## Exercise requirements:
Reproduce every line of the material below, but drop the pictures.

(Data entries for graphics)
## start

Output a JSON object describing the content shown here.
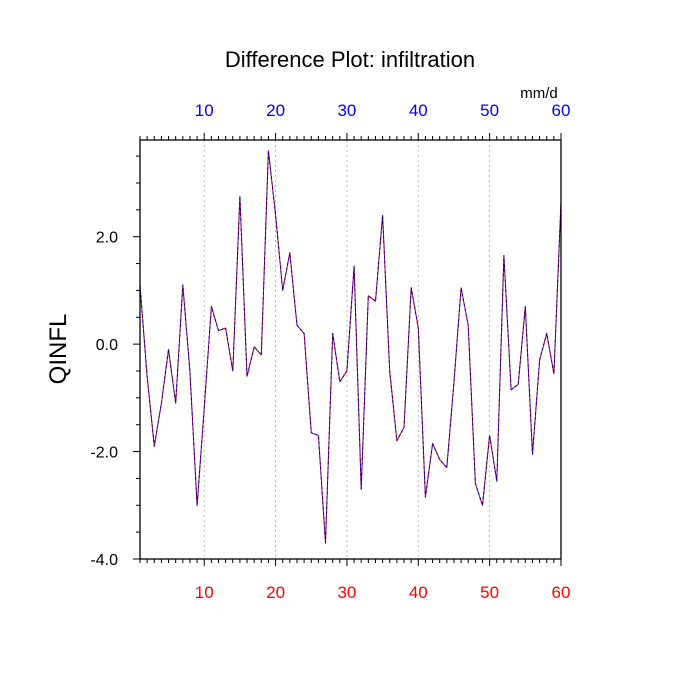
{
  "chart_data": {
    "type": "line",
    "title": "Difference Plot: infiltration",
    "units": "mm/d",
    "ylabel": "QINFL",
    "xlim": [
      1,
      60
    ],
    "ylim": [
      -4.0,
      3.8
    ],
    "yticks": [
      -4.0,
      -2.0,
      0.0,
      2.0
    ],
    "ytick_labels": [
      "-4.0",
      "-2.0",
      "0.0",
      "2.0"
    ],
    "xticks": [
      10,
      20,
      30,
      40,
      50,
      60
    ],
    "xtick_labels": [
      "10",
      "20",
      "30",
      "40",
      "50",
      "60"
    ],
    "grid": "vertical dashed lines at top-axis ticks",
    "colors": {
      "bottom_ticks": "#ff0000",
      "top_ticks": "#0000ff",
      "line_solid": "#cc0000",
      "line_dashed": "#0000cc",
      "grid": "#aaaaaa"
    },
    "series": [
      {
        "x": [
          1,
          2,
          3,
          4,
          5,
          6,
          7,
          8,
          9,
          10,
          11,
          12,
          13,
          14,
          15,
          16,
          17,
          18,
          19,
          20,
          21,
          22,
          23,
          24,
          25,
          26,
          27,
          28,
          29,
          30,
          31,
          32,
          33,
          34,
          35,
          36,
          37,
          38,
          39,
          40,
          41,
          42,
          43,
          44,
          45,
          46,
          47,
          48,
          49,
          50,
          51,
          52,
          53,
          54,
          55,
          56,
          57,
          58,
          59,
          60
        ],
        "y": [
          1.1,
          -0.6,
          -1.9,
          -1.1,
          -0.1,
          -1.1,
          1.1,
          -0.5,
          -3.0,
          -1.2,
          0.7,
          0.25,
          0.3,
          -0.5,
          2.75,
          -0.6,
          -0.05,
          -0.2,
          3.6,
          2.4,
          1.0,
          1.7,
          0.35,
          0.2,
          -1.65,
          -1.7,
          -3.7,
          0.2,
          -0.7,
          -0.5,
          1.45,
          -2.7,
          0.9,
          0.8,
          2.4,
          -0.5,
          -1.8,
          -1.55,
          1.05,
          0.3,
          -2.85,
          -1.85,
          -2.15,
          -2.3,
          -0.7,
          1.05,
          0.35,
          -2.6,
          -3.0,
          -1.7,
          -2.55,
          1.65,
          -0.85,
          -0.75,
          0.7,
          -2.05,
          -0.3,
          0.2,
          -0.55,
          2.65
        ]
      }
    ]
  }
}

## end

## Solution for this exercise:
Output a JSON object describing the content shown here.
{
  "chart_data": {
    "type": "line",
    "title": "Difference Plot: infiltration",
    "units": "mm/d",
    "ylabel": "QINFL",
    "xlim": [
      1,
      60
    ],
    "ylim": [
      -4.0,
      3.8
    ],
    "yticks": [
      -4.0,
      -2.0,
      0.0,
      2.0
    ],
    "ytick_labels": [
      "-4.0",
      "-2.0",
      "0.0",
      "2.0"
    ],
    "xticks": [
      10,
      20,
      30,
      40,
      50,
      60
    ],
    "xtick_labels": [
      "10",
      "20",
      "30",
      "40",
      "50",
      "60"
    ],
    "grid": "vertical dashed lines at top-axis ticks",
    "colors": {
      "bottom_ticks": "#ff0000",
      "top_ticks": "#0000ff",
      "line_solid": "#cc0000",
      "line_dashed": "#0000cc",
      "grid": "#aaaaaa"
    },
    "series": [
      {
        "x": [
          1,
          2,
          3,
          4,
          5,
          6,
          7,
          8,
          9,
          10,
          11,
          12,
          13,
          14,
          15,
          16,
          17,
          18,
          19,
          20,
          21,
          22,
          23,
          24,
          25,
          26,
          27,
          28,
          29,
          30,
          31,
          32,
          33,
          34,
          35,
          36,
          37,
          38,
          39,
          40,
          41,
          42,
          43,
          44,
          45,
          46,
          47,
          48,
          49,
          50,
          51,
          52,
          53,
          54,
          55,
          56,
          57,
          58,
          59,
          60
        ],
        "y": [
          1.1,
          -0.6,
          -1.9,
          -1.1,
          -0.1,
          -1.1,
          1.1,
          -0.5,
          -3.0,
          -1.2,
          0.7,
          0.25,
          0.3,
          -0.5,
          2.75,
          -0.6,
          -0.05,
          -0.2,
          3.6,
          2.4,
          1.0,
          1.7,
          0.35,
          0.2,
          -1.65,
          -1.7,
          -3.7,
          0.2,
          -0.7,
          -0.5,
          1.45,
          -2.7,
          0.9,
          0.8,
          2.4,
          -0.5,
          -1.8,
          -1.55,
          1.05,
          0.3,
          -2.85,
          -1.85,
          -2.15,
          -2.3,
          -0.7,
          1.05,
          0.35,
          -2.6,
          -3.0,
          -1.7,
          -2.55,
          1.65,
          -0.85,
          -0.75,
          0.7,
          -2.05,
          -0.3,
          0.2,
          -0.55,
          2.65
        ]
      }
    ]
  }
}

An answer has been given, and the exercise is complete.